Parts of the exercise
1) In the SBIFF article, do the following statements agree with the text? (a) The McHurley Film Center has five screens. (b) The mayor presided over the ribbon-cutting ceremony. (c) The festival opens on Wednesday night with the World Premiere of A Mosquito in the Ear. Answer yes or no for each, and quote the deciding words of the text.
2) Resume the SBIFF article, beginning right after its final sentence.

Document text
------

No Place Like a Festival Home

Don’t miss these SBIFF highlights

By Josef Woodard

If the big news at last year’s Santa Barbara International Film Festival was its grand ceremonial 40th birthday, this year’s model will be remembered as a grand housewarming season. This week, the festival officially opened its ambitious McHurley Film Center, a lavishly renovated—and redesigned—five-screen complex that gives the festival and official home base after decades of camping out in rented theaters.

On Monday evening, longstanding SBIFF head Roger Durling presided over the film center’s ribbon-cutting ceremony, with commentary from mayor Randy Rowse and significant patron and Center namesake Nora McNeel Hurley. An eager throng filtered into the hip, elegant ambience of the newly christened space, with champagne and popcorn in hand and mouth. The Center has been under construction since last year’s festival and, as promised, is ready to wear just in time for this year’s 10-day cinematic tapestry, opening on Wednesday night with the World Premiere of A Mosquito in the Ear.

------

(Records)
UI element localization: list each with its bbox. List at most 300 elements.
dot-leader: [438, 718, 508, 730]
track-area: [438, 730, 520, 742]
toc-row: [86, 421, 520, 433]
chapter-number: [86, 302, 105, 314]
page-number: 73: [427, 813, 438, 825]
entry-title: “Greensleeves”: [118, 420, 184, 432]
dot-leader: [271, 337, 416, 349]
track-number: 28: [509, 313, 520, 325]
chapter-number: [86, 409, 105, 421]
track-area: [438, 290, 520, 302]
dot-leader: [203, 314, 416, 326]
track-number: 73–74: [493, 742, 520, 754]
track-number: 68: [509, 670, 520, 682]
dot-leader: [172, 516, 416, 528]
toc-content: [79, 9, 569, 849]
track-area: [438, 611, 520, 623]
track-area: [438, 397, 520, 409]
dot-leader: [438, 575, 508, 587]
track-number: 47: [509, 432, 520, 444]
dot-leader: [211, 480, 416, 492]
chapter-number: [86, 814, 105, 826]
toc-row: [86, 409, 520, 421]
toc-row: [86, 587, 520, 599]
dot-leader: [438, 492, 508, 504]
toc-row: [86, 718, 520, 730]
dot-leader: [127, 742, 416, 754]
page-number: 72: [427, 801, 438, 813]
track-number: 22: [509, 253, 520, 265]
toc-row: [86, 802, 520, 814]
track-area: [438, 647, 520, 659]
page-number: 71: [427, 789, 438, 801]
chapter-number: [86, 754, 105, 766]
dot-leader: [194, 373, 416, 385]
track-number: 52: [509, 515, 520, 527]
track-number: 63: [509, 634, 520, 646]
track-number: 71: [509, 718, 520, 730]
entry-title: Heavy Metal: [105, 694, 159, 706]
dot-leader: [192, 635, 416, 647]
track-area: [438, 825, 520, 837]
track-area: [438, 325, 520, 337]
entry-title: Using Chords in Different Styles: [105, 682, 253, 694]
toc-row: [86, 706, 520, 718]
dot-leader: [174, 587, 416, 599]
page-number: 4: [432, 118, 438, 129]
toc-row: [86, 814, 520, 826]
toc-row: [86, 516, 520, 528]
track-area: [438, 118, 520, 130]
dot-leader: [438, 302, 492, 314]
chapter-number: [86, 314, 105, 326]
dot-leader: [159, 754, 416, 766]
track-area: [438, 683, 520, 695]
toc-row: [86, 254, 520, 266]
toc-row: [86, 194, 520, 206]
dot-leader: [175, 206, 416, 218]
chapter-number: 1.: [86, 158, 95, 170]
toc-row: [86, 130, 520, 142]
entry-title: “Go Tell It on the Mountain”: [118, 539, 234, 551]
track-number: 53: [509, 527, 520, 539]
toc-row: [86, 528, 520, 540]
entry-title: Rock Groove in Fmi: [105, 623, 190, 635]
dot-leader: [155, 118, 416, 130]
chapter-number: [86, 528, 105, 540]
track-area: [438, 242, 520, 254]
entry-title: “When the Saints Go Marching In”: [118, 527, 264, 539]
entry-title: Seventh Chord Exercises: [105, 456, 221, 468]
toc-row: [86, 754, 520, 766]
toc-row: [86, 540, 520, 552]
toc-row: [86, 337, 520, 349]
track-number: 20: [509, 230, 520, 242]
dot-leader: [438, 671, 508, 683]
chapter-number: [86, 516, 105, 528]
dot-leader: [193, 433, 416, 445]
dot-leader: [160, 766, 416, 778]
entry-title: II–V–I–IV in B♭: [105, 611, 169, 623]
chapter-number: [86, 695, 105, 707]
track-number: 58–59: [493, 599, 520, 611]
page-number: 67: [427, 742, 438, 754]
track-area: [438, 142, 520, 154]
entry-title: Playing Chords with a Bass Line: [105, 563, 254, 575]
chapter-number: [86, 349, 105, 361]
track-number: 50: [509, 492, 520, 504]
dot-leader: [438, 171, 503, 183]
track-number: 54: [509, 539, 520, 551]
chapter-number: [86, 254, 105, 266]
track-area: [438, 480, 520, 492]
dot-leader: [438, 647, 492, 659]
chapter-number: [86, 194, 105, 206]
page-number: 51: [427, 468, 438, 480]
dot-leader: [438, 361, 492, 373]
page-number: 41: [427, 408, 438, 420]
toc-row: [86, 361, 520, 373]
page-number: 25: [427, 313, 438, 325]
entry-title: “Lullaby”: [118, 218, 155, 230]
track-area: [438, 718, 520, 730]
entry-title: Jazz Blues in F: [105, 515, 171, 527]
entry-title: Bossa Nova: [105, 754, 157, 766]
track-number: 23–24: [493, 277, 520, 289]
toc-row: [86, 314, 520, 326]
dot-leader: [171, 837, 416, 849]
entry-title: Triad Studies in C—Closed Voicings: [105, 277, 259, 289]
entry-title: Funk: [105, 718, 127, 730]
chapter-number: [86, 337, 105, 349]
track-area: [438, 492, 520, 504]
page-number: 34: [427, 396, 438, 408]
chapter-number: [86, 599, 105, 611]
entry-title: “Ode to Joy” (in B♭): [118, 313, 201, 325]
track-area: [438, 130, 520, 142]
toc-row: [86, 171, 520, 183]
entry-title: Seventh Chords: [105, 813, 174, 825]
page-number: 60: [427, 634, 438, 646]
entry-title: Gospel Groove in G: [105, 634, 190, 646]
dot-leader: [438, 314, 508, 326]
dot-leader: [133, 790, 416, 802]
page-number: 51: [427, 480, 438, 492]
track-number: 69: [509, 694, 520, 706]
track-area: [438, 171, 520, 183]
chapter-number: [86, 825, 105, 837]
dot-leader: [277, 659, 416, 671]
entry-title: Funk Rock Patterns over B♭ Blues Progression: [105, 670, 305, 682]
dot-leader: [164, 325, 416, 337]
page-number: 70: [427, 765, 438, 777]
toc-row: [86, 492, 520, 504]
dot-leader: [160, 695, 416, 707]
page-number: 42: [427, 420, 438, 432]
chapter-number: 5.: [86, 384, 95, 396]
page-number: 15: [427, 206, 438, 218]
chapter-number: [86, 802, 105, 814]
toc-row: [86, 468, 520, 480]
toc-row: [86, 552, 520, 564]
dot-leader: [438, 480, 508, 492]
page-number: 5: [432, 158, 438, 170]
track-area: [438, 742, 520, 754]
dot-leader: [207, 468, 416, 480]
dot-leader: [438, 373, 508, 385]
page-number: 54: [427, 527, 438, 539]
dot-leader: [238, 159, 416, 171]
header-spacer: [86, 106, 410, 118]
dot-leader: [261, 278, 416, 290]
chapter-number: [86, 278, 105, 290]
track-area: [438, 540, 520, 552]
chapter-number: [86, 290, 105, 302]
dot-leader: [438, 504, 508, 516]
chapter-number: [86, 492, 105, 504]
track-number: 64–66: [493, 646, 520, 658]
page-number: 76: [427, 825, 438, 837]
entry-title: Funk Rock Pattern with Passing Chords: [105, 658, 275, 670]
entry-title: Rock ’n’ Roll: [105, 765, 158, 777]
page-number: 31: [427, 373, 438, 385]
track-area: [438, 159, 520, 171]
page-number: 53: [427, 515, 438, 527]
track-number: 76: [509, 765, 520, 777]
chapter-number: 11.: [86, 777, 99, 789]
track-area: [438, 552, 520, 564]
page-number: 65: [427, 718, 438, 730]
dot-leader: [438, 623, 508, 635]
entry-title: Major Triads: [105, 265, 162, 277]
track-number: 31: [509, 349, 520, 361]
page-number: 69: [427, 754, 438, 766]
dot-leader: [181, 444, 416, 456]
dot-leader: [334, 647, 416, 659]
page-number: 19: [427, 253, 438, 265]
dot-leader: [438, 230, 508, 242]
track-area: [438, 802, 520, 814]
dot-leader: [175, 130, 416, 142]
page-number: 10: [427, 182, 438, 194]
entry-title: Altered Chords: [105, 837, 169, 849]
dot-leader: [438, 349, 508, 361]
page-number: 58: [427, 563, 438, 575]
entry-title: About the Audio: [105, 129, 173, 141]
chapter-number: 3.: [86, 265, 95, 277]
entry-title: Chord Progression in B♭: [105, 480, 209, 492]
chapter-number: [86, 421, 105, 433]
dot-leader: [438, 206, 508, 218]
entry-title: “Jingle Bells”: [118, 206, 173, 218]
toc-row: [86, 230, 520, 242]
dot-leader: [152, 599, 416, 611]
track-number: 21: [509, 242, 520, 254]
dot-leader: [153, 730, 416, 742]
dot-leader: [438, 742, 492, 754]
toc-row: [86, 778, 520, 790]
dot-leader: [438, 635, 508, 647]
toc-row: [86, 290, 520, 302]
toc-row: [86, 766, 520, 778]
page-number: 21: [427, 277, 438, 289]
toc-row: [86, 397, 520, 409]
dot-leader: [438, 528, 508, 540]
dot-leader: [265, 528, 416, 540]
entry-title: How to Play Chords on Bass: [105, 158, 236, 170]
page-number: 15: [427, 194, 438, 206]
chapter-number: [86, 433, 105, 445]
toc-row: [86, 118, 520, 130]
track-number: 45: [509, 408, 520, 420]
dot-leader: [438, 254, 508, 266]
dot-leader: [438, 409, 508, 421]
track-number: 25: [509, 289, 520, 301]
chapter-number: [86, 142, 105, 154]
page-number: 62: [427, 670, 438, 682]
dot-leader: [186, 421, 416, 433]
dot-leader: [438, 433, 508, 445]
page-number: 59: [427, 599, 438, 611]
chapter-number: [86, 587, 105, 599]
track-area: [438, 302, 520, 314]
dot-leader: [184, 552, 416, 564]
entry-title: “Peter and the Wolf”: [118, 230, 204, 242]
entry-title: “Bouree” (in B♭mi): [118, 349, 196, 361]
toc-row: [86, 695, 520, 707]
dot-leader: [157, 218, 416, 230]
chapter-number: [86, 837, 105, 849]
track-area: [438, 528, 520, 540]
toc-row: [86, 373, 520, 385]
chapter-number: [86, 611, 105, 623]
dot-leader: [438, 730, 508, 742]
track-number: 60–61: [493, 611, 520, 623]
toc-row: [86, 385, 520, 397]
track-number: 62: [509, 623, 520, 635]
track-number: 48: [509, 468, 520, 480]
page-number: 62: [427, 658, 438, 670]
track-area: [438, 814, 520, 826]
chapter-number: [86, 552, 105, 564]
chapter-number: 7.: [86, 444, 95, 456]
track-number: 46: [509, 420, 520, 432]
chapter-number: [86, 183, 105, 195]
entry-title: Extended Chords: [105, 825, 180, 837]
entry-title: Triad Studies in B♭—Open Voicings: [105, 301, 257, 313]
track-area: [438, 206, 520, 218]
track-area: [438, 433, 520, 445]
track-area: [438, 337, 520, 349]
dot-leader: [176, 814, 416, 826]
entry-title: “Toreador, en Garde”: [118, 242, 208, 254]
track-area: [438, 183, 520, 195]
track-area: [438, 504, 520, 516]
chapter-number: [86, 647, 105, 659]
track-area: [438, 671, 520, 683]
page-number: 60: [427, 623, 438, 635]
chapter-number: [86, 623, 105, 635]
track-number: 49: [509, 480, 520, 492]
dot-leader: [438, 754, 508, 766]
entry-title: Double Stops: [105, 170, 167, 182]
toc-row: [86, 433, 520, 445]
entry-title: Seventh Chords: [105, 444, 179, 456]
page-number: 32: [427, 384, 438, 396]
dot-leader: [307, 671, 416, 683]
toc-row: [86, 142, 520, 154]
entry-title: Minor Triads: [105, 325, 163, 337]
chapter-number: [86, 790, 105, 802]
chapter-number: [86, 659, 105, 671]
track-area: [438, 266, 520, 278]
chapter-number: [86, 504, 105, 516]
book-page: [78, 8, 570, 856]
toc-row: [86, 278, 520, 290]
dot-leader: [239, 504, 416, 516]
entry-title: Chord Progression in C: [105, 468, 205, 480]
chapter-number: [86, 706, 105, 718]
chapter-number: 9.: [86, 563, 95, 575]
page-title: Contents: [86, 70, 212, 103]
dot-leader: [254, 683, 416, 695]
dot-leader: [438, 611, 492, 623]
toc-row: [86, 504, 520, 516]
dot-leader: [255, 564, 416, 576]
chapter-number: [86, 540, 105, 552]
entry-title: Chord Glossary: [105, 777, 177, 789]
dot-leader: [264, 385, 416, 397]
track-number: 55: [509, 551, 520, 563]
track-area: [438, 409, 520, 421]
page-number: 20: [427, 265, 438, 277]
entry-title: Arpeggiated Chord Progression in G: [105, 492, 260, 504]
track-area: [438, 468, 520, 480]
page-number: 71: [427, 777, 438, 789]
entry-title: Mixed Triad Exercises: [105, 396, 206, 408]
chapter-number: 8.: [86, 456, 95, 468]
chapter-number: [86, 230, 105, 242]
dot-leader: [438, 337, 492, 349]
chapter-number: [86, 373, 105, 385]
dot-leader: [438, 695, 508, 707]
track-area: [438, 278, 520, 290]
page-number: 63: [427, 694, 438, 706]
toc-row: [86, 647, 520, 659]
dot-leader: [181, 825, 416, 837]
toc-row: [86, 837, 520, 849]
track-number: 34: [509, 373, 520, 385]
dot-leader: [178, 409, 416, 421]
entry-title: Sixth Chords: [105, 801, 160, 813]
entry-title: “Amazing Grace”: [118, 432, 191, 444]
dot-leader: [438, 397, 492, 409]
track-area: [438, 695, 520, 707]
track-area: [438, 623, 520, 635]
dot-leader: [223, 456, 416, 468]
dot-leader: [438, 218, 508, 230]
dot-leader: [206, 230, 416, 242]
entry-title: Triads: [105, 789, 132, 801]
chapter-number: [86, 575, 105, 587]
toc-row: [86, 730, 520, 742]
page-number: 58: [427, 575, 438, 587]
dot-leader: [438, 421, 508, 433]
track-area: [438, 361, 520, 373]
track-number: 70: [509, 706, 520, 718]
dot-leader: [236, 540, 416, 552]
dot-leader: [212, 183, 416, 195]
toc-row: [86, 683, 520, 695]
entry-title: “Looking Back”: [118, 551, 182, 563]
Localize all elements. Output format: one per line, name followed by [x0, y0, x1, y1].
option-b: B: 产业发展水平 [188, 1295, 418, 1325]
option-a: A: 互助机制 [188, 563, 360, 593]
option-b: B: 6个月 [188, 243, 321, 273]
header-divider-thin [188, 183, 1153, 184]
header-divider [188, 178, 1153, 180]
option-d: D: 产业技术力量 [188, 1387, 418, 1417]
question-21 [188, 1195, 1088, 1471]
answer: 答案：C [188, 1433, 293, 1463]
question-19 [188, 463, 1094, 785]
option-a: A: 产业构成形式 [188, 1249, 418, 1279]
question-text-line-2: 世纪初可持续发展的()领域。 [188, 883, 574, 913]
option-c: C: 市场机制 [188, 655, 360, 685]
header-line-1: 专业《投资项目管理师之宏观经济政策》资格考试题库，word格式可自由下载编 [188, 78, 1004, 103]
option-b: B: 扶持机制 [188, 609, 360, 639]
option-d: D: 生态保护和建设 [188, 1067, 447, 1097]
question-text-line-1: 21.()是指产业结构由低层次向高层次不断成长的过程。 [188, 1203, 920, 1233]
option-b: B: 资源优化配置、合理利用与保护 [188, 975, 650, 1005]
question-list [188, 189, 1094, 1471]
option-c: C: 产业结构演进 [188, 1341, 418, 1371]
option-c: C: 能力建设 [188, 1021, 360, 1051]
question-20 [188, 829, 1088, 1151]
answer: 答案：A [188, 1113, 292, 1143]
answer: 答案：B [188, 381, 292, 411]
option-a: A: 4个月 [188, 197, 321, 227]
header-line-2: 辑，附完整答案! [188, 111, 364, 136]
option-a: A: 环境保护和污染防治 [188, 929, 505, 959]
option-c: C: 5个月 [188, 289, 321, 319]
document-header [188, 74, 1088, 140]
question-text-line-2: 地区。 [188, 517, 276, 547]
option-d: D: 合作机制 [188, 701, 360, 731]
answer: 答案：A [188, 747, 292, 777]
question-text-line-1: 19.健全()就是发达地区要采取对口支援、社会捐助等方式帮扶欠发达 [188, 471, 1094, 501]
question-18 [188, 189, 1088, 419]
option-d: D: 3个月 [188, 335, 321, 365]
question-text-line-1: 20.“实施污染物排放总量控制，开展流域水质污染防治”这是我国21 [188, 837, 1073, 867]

------

Results by task
1)
(a) Yes: "five-screen complex"
(b) No: "longstanding SBIFF head Roger Durling presided over the film center’s ribbon-cutting ceremony"
(c) Yes: "opening on Wednesday night with the World Premiere of A Mosquito in the Ear"

2)
As usual, SBIFF’s full slate of films drawn from around the globe, Oscar-timed celebrity tributes, panels, and more will take over the city and extend its appeal to many demographics of film fans and cinephiles, serious and casual. The festival has gained considerable ground and clout in the international film festival scene in the past two decades since Durling took the reins in 2004.

Apart from the Film Center homebase, screenings will also take place up at the festival’s existing, lofty Riviera Theatre outpost. Up State Street, the Arlington Theatre assumes its traditional role as the historic site for the opening and closing films, daily free screenings and a list of starry tributes. Among the honorees coming to town, all having earned recent Oscar nom cred, are Ethan Hawke (from Blue Moon), Michael B. Jordan (for his double role in Sinners), Adam Sandler (from Marty Supreme), a triple crown booking of Leonard DiCaprio, Benicio Del Torro and Sean Penn (from One Battle After Another), Stellan Skarsgård (from Sentimental Value), and Kate Hudson (from Song Sung Blue).

Panels include directors of note (and nominations), screenwriters, producers, women in film, and the “Artisans” tribute focusing on vital film craft artists just outside the spotlight. One special feature this year is a tribute to painter/director Julian Schnabel, surrounding the U.S. premiere of his new film In the Hands of Dante.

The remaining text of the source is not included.